题目 1:
把清单从第一行到含有"histogram-bar bbox=[274, 698, 303, 705]"的那一行（首尾两行都算在内）列为Markdown表格，两列依次为"序号"和"内容"，空行不列入。

提取文本:
于 2024-04-12 18:02:49 首次发布

本文链接：https://blog.csdn.net/zhaoyuanh/article/details/137689659

版权

大模型专栏收录该内容

4 篇文章 0 订阅

订阅专栏

本文介绍了Qwen1.5，它是Qwen系列的升级版，主要关注Transformer模型的改进，如使用SwiGLU激活函数、RoPE位置编码以及不同类型的注意力机制。文章详细解析了RoPE模块、位置编码方法和激活函数SwiGLU的应用。

摘要由CSDN通过智能技术生成

概述

Qwen2项目地址：QwenLM/Qwen2

从4.37.0版本开始，transformers集成了Qwen2的代码），因此要使用Qwen2，需要transformers>=4.37.0，Qwen2的代码地址在transformers/models/qwen2目录下。

和Qwen一样，Qwen2仍然是一个decoder-only的transformer模型，使用RMSNorm、SwiGLU激活函数、RoPE、多头注意力机制等。

层标准化（Layer Normalization）

层标准化采用的是Root Mean Square Layer Normalization（RMSNorm）。RMSNorm的思想很简单，其根据均方根（RMS）对神经网络层的输出进行正则化，如以下公式所示：

$\bar{a}_{i}=\frac{a_{i}}{\operatorname{RMS}(\mathbf{a})} g_{i}\,, \quad \text{where}\ \operatorname{RMS}(\mathbf{a})=\sqrt{\frac{1}{n} \sum_{i=1}^{n} a_{i}^{2}}$

其中， $\mathbf{a} \in \mathbb{R}^n$ 为网络层的输出向量， $\mathbf{g} \in \mathbb{R}^n$ 是用于缩放标准化后的输出的增益参数，在开始时设置为1。

下面是Qwen2RMSNorm的代码，基本上是根据上述的公式实现的：

class Qwen2RMSNorm(nn.Module):
    def __init__(self, hidden_size, eps=1e-6):
        """
        Qwen2RMSNorm is equivalent to T5LayerNorm
        """

任务数据:
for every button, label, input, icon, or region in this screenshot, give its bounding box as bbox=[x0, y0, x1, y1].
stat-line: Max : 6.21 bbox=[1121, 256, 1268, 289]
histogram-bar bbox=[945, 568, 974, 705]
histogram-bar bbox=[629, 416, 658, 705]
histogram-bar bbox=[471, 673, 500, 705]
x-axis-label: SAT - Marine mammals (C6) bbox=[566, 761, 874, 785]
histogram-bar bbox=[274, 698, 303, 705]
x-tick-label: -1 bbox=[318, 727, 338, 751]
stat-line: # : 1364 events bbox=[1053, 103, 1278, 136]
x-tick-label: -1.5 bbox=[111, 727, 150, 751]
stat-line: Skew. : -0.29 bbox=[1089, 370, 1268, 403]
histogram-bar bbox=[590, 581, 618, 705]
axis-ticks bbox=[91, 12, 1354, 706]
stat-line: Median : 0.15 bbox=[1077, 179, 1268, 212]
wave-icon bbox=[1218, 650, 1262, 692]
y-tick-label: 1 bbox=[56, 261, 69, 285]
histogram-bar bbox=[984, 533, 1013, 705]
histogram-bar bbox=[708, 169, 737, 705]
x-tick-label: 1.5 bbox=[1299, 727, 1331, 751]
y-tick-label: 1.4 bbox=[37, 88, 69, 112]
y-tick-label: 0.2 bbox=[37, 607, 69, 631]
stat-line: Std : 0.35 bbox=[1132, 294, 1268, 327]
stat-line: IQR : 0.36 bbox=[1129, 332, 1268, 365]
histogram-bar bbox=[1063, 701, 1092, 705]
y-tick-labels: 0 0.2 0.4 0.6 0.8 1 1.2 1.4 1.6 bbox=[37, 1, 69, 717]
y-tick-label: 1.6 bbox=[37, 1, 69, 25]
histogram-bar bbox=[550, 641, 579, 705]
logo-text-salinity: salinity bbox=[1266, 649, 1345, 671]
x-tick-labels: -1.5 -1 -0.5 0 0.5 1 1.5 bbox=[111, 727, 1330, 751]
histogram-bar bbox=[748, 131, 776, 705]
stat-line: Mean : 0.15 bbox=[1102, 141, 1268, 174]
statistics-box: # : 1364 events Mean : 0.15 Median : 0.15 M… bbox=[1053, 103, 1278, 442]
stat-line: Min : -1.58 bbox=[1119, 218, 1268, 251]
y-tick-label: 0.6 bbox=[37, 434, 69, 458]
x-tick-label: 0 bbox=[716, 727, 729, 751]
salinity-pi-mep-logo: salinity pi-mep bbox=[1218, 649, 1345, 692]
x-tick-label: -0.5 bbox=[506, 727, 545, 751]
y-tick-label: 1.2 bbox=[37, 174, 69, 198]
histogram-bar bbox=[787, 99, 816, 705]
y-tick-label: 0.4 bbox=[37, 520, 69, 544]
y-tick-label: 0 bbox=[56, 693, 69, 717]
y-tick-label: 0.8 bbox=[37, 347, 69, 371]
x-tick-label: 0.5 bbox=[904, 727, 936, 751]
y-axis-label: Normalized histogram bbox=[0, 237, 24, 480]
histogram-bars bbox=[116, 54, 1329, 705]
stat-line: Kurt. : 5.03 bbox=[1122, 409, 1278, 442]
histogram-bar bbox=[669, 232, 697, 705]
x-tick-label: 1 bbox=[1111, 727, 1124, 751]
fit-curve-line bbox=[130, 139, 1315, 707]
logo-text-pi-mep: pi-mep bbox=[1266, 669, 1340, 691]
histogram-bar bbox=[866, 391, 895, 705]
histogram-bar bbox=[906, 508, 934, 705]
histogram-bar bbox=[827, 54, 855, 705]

题目 2:
把提取文本中从"摘要由CSDN通过智能技术生成"到"RoPE、多头注意力机制等。"的部分重新写出，并将其中的"多头注意力机制"换成"分组查询注意力机制"。

任务输出 1:
| 序号 | 内容 |
|---|---|
| 1 | for every button, label, input, icon, or region in this screenshot, give its bounding box as bbox=[x0, y0, x1, y1]. |
| 2 | stat-line: Max : 6.21 bbox=[1121, 256, 1268, 289] |
| 3 | histogram-bar bbox=[945, 568, 974, 705] |
| 4 | histogram-bar bbox=[629, 416, 658, 705] |
| 5 | histogram-bar bbox=[471, 673, 500, 705] |
| 6 | x-axis-label: SAT - Marine mammals (C6) bbox=[566, 761, 874, 785] |
| 7 | histogram-bar bbox=[274, 698, 303, 705] |

任务输出 2:
摘要由CSDN通过智能技术生成

概述

Qwen2项目地址：QwenLM/Qwen2

从4.37.0版本开始，transformers集成了Qwen2的代码），因此要使用Qwen2，需要transformers>=4.37.0，Qwen2的代码地址在transformers/models/qwen2目录下。

和Qwen一样，Qwen2仍然是一个decoder-only的transformer模型，使用RMSNorm、SwiGLU激活函数、RoPE、分组查询注意力机制等。